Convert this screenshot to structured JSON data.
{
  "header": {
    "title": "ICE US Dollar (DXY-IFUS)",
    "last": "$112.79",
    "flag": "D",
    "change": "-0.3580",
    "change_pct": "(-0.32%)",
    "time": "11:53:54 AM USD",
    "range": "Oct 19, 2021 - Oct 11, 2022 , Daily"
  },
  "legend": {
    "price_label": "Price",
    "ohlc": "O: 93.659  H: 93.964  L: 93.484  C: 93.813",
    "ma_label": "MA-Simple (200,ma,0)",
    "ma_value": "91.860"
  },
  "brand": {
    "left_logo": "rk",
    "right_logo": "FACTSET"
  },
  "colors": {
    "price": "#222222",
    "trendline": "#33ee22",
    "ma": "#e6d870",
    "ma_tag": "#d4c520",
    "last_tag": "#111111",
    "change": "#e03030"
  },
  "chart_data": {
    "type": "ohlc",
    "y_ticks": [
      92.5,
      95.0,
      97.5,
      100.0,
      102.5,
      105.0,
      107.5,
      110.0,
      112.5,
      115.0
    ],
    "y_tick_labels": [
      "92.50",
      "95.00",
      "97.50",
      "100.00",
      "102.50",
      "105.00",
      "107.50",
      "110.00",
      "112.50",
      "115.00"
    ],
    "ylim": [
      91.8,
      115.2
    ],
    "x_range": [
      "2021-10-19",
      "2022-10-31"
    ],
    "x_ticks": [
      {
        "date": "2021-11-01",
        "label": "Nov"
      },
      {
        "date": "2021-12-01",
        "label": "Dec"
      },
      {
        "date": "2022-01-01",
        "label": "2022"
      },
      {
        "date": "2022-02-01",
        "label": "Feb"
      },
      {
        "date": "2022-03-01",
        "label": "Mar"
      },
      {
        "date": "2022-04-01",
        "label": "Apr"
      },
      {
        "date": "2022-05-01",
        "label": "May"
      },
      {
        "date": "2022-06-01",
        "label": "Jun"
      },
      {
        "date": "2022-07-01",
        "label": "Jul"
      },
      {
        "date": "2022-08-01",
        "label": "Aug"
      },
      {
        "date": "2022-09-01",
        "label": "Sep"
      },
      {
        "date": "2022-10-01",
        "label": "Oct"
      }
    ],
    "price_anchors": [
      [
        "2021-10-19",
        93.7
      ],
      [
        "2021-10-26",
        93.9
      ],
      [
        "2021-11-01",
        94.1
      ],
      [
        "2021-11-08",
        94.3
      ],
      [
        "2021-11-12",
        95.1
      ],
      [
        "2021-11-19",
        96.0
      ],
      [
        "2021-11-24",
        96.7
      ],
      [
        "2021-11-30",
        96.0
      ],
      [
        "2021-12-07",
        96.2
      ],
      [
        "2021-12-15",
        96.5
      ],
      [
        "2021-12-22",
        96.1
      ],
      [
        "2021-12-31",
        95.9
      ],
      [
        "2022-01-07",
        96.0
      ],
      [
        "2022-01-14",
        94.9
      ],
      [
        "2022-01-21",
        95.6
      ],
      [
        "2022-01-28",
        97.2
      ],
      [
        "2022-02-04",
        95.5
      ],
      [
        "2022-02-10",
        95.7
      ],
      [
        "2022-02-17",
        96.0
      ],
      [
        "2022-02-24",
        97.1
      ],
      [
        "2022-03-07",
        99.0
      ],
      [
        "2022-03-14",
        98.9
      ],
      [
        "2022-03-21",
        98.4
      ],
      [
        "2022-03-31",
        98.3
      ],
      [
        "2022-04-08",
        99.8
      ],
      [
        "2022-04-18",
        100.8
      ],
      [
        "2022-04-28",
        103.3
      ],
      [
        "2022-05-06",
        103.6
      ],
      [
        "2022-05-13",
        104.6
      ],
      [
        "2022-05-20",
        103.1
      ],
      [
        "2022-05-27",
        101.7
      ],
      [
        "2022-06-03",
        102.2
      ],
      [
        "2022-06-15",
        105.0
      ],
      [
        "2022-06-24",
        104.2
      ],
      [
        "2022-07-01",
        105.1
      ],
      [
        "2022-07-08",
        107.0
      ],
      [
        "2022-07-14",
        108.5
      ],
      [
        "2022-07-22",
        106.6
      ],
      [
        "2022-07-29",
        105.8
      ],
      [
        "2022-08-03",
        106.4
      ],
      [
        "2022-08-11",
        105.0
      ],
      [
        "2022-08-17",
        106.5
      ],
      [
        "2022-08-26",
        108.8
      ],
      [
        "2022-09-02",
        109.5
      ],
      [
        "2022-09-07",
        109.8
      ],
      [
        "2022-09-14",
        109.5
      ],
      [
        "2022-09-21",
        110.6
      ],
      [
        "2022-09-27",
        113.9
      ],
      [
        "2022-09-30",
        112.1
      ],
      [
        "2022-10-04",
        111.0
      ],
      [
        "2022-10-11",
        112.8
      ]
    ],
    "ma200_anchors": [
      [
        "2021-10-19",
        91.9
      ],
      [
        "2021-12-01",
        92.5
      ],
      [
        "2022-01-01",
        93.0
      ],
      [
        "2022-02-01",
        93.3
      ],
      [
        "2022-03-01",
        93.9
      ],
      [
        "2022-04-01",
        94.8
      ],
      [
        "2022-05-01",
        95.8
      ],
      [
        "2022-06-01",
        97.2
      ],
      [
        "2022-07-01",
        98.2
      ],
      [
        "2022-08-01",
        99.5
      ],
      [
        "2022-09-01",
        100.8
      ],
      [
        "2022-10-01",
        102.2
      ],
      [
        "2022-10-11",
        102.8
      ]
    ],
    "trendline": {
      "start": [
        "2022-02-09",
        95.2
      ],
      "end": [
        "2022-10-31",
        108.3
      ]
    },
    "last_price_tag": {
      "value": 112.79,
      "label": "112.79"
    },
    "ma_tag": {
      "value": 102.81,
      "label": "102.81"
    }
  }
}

◆ Exercise aim
Return all the lines that contain the string "date".

◆ Exercise result
        "date": "2021-11-01",
        "date": "2021-12-01",
        "date": "2022-01-01",
        "date": "2022-02-01",
        "date": "2022-03-01",
        "date": "2022-04-01",
        "date": "2022-05-01",
        "date": "2022-06-01",
        "date": "2022-07-01",
        "date": "2022-08-01",
        "date": "2022-09-01",
        "date": "2022-10-01",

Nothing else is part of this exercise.